◆ Job 1: Copy out the entries word for word, starting at the line containing "tool-title[interactable]: Image to" and ending at the line containing "search-button[interactable]: [432, 71, 462, 101]", both lines included.

◆ Reading passage:
## begin
With split ptlock it's important to know which lock pmd_trans_huge_lock()
took. This patch adds one more parameter to the function to return the
lock.

In most places migration to new api is trivial.
Exception is move_huge_pmd(): we need to take two locks if pmd tables
are different.

Signed-off-by: Naoya Horiguchi <n-horigu...@ah.jp.nec.com>
Signed-off-by: Kirill A. Shutemov <kirill.shute...@linux.intel.com>
Tested-by: Alex Thorlton <athorl...@sgi.com>
---
 fs/proc/task_mmu.c      | 13 +++++++------
 include/linux/huge_mm.h | 14 +++++++-------
 mm/huge_memory.c        | 40 +++++++++++++++++++++++++++-------------
 mm/memcontrol.c         | 10 +++++-----
 4 files changed, 46 insertions(+), 31 deletions(-)
## end
◆ Job 2: Summarize the patch description in two sentences.

◆ Entries supplied:
## begin
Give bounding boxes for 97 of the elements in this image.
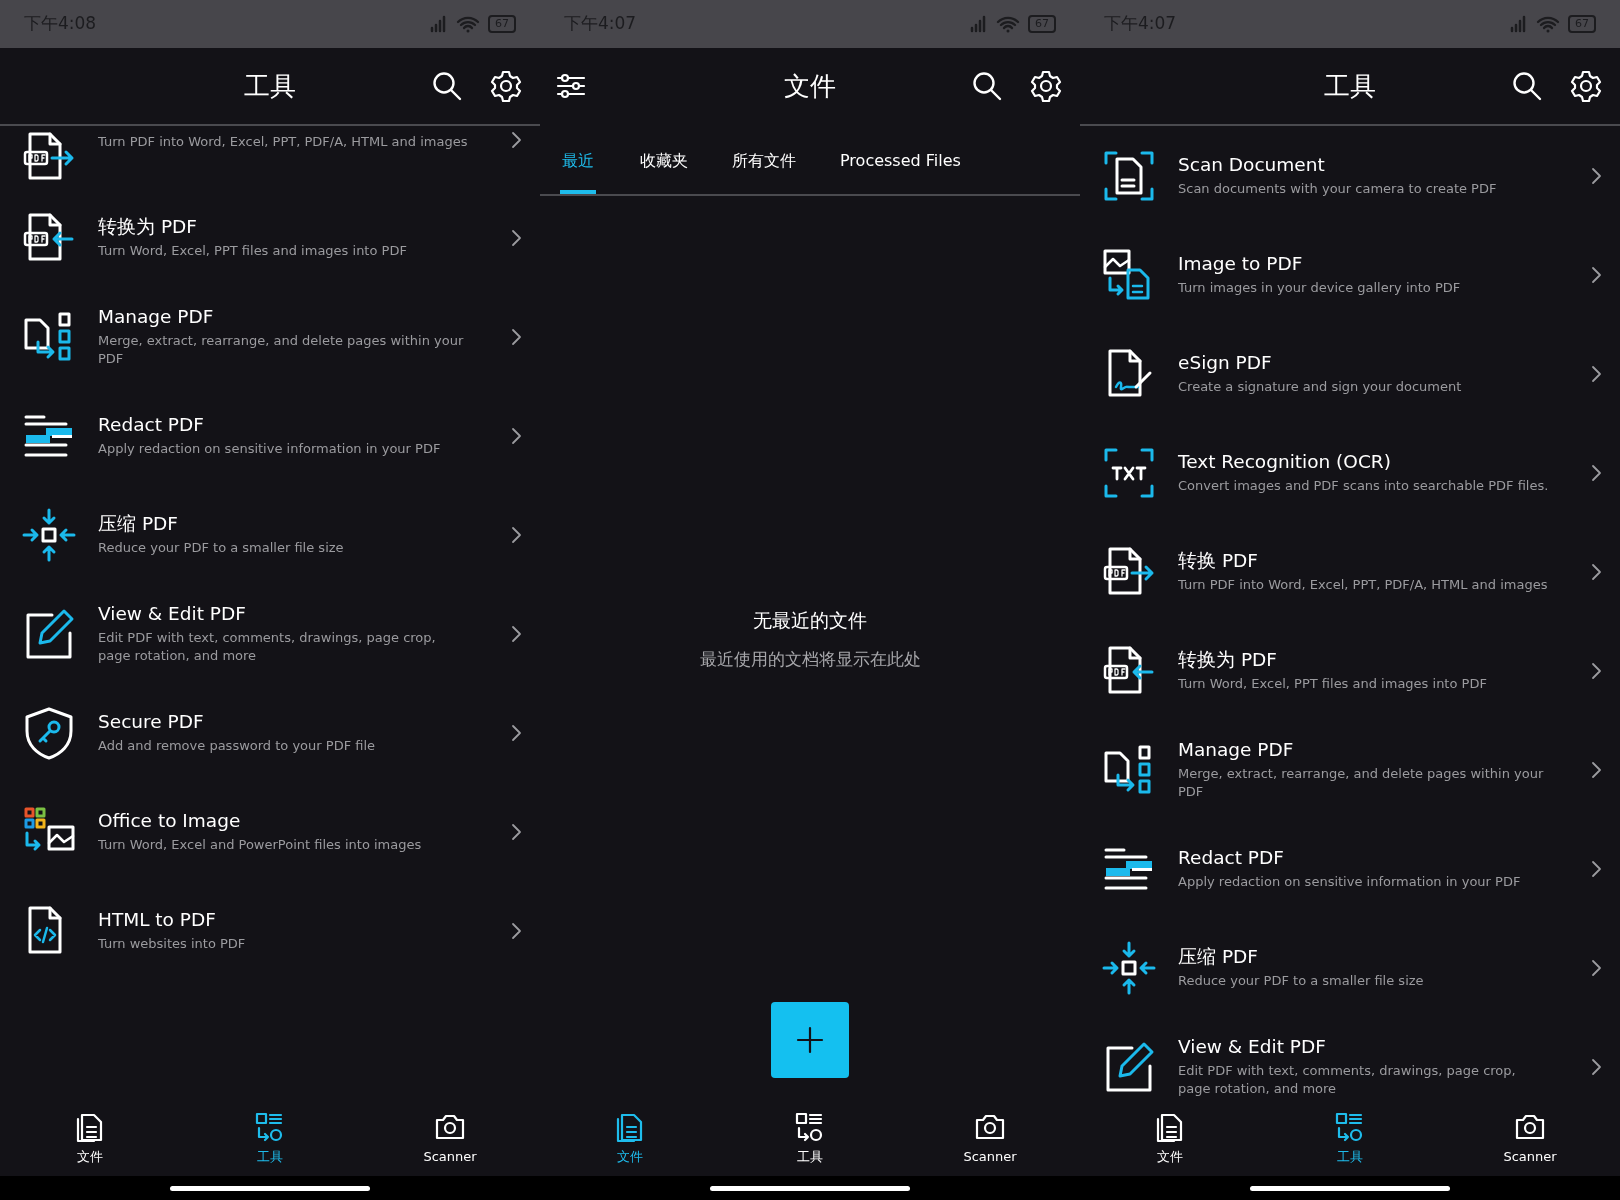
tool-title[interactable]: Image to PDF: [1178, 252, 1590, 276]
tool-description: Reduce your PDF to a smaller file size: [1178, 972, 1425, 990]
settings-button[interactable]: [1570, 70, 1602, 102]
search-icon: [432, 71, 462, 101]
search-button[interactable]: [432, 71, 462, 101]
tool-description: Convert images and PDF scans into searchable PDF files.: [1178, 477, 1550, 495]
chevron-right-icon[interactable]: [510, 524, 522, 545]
## end
◆ Solution 1:
tool-title[interactable]: Image to PDF: [1178, 252, 1590, 276]
tool-description: Reduce your PDF to a smaller file size: [1178, 972, 1425, 990]
settings-button[interactable]: [1570, 70, 1602, 102]
search-icon: [432, 71, 462, 101]
search-button[interactable]: [432, 71, 462, 101]

◆ Solution 2: The patch adds a parameter to pmd_trans_huge_lock() that returns the lock it took, which matters with split ptlock. Migrating to the new API is trivial in most places, except for move_huge_pmd(), which must take two locks if the pmd tables are different.